Gather all lines containing the string "name" and copy them out.

Task input =
☆ ☆ ☆ ☆ ☆ ☆ ☆

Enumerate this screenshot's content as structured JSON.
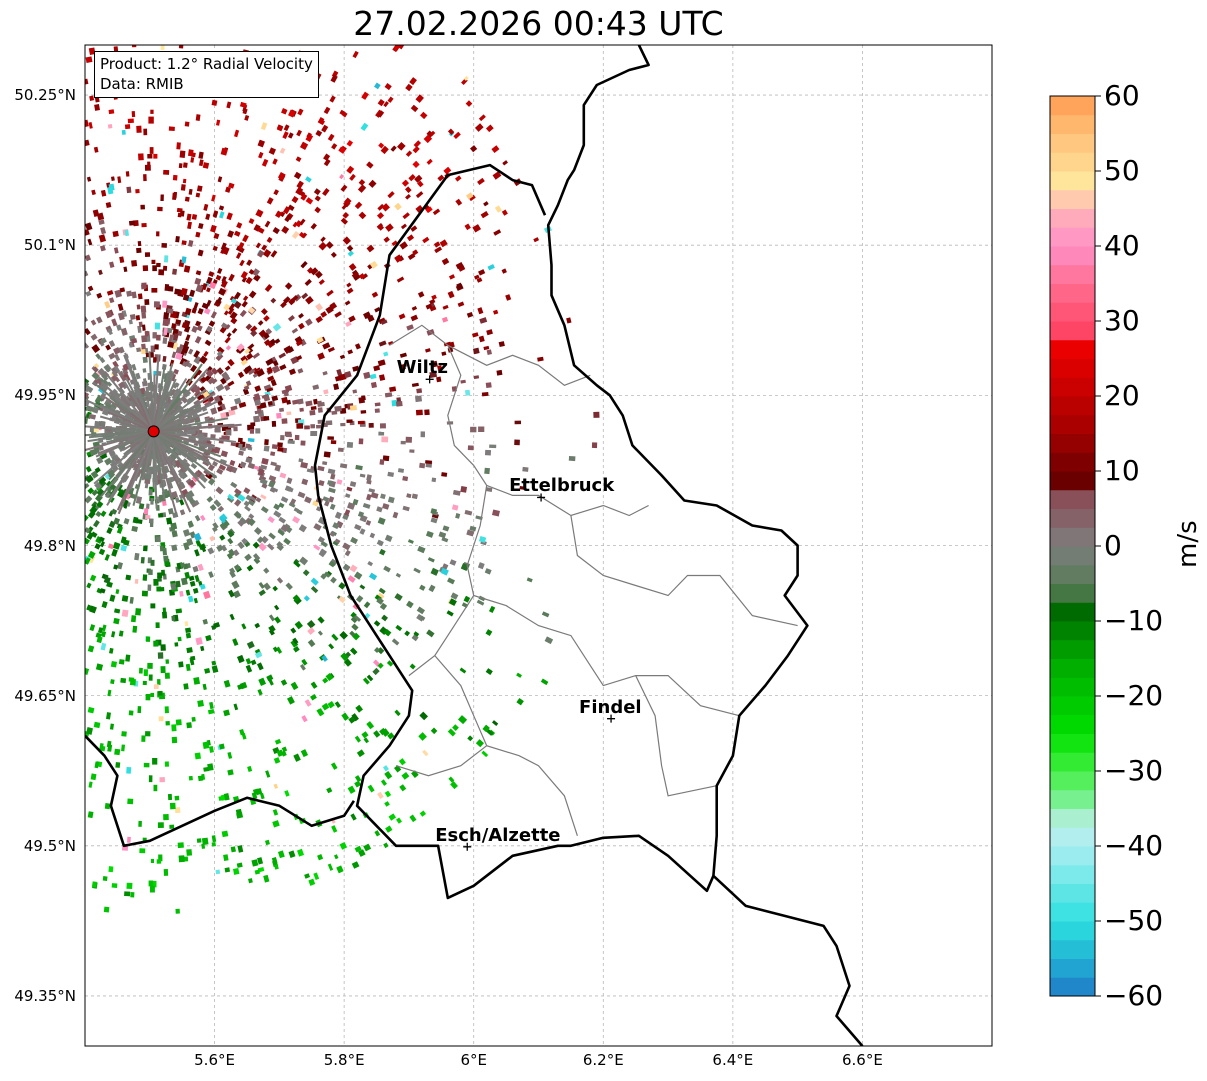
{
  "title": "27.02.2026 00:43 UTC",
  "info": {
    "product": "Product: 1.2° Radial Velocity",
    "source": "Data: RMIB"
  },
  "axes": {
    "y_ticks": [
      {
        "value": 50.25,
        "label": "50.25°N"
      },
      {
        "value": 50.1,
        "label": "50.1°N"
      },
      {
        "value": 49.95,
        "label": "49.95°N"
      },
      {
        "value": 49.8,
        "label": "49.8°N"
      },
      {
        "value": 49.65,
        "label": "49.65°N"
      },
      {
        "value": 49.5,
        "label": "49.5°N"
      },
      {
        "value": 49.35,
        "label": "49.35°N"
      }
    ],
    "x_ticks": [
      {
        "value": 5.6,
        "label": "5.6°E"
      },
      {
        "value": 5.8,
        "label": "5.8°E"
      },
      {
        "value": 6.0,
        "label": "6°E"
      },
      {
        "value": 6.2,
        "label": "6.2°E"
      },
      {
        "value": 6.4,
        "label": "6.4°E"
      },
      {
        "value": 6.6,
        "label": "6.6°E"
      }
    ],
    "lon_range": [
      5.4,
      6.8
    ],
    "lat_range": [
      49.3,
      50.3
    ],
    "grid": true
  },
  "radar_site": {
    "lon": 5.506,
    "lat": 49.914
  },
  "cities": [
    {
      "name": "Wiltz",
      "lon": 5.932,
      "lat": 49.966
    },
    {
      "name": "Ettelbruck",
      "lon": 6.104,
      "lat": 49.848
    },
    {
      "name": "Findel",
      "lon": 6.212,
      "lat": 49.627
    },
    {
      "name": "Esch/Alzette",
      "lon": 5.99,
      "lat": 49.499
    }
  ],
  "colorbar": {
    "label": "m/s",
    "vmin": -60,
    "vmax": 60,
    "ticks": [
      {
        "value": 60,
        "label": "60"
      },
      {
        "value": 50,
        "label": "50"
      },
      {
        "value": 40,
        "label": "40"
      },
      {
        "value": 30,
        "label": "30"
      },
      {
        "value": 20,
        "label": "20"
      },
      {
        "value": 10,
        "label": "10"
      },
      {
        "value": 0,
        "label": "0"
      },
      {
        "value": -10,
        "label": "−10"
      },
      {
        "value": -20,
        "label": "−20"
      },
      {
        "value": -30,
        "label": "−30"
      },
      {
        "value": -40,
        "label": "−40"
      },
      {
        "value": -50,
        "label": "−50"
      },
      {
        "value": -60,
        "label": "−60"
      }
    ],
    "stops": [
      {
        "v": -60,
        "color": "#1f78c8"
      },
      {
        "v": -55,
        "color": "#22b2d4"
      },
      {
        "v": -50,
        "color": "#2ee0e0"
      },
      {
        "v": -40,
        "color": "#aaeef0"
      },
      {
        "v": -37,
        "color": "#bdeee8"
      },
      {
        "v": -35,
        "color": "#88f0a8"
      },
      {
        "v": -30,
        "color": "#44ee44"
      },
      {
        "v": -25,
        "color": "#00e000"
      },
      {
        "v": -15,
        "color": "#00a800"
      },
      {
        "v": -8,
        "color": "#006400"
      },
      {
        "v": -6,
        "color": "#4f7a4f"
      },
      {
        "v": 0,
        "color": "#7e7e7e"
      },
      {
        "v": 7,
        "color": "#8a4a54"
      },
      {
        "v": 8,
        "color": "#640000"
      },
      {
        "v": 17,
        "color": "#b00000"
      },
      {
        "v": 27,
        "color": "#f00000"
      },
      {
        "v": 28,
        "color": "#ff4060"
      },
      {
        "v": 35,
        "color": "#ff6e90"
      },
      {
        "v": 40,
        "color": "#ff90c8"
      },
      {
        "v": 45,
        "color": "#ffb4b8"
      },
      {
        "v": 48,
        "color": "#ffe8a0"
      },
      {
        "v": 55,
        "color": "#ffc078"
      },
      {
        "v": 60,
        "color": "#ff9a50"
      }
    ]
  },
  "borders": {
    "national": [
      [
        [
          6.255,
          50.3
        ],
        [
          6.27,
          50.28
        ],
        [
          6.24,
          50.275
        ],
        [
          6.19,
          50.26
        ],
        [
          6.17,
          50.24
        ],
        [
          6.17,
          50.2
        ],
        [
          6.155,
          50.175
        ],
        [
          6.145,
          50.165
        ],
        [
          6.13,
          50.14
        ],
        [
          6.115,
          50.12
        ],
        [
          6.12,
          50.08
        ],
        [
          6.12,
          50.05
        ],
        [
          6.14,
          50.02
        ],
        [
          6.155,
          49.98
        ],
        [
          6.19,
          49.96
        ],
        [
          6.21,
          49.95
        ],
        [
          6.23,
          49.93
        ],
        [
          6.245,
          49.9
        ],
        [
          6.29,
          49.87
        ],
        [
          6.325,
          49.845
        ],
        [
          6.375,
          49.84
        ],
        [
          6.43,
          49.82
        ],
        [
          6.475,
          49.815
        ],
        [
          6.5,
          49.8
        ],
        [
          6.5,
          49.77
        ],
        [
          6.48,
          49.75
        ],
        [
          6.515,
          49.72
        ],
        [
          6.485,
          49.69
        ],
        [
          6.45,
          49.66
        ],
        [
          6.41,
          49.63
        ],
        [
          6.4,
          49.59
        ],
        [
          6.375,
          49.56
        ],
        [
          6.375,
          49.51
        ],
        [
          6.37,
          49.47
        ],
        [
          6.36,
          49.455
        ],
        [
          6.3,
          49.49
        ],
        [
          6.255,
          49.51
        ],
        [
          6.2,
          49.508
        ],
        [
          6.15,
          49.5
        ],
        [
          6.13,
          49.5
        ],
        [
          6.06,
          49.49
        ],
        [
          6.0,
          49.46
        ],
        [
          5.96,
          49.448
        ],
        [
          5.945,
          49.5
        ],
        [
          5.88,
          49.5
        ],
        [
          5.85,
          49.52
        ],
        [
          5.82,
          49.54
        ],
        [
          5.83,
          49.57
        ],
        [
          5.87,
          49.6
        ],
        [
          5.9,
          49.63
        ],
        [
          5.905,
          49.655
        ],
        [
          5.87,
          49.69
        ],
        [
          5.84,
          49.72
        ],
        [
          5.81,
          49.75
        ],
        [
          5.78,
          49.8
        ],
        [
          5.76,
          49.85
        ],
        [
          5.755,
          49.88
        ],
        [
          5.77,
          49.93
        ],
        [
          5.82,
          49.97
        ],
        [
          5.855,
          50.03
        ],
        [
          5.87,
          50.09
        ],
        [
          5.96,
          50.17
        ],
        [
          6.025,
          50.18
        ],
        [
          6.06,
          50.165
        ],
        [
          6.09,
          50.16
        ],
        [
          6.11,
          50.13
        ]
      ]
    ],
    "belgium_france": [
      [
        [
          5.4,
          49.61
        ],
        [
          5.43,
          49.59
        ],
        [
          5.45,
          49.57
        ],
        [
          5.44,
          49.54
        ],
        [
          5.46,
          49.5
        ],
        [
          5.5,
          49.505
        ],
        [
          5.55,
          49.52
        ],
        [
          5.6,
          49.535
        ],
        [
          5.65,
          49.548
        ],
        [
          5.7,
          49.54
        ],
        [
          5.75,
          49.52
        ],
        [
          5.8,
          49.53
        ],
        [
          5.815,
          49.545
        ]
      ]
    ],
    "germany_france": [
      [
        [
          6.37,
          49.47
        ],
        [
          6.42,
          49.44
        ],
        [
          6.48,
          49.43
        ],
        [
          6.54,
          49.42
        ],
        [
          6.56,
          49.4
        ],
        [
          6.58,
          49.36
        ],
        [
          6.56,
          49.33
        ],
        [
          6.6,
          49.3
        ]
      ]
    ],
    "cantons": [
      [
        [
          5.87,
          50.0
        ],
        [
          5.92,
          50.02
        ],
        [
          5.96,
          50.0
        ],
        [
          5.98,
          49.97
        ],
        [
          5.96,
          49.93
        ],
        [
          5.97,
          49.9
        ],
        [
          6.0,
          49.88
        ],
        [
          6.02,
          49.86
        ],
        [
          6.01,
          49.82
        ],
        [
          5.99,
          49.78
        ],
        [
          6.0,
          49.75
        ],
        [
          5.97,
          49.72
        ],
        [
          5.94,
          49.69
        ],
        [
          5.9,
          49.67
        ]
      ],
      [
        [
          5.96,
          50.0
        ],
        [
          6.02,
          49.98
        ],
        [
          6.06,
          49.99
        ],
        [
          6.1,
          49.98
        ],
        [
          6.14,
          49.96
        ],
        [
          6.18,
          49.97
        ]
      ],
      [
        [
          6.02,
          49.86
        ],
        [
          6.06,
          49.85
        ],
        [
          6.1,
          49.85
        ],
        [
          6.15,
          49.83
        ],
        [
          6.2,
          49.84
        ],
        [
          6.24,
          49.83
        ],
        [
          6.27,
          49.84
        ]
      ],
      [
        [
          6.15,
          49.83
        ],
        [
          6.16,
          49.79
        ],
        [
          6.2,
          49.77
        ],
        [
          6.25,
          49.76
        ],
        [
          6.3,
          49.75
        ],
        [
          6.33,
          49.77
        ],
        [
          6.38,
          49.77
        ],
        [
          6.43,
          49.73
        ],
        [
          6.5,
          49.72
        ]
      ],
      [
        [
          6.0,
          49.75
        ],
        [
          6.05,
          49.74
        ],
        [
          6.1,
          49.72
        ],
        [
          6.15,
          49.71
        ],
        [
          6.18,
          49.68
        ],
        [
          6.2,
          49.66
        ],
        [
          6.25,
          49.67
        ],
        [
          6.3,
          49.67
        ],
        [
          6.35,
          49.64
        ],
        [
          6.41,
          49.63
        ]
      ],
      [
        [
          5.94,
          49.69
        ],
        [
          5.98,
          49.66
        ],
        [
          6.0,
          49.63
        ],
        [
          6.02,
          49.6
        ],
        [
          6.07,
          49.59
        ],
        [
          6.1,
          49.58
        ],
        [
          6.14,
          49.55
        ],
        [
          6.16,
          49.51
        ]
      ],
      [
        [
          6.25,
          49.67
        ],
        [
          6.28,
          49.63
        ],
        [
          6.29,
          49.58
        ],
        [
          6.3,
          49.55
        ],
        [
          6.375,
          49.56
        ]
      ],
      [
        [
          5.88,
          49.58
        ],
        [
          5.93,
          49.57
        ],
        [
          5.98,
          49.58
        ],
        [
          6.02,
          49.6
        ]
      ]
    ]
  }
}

☆ ☆ ☆ ☆ ☆ ☆ ☆

Answer in full =
      "name": "Wiltz",
      "name": "Ettelbruck",
      "name": "Findel",
      "name": "Esch/Alzette",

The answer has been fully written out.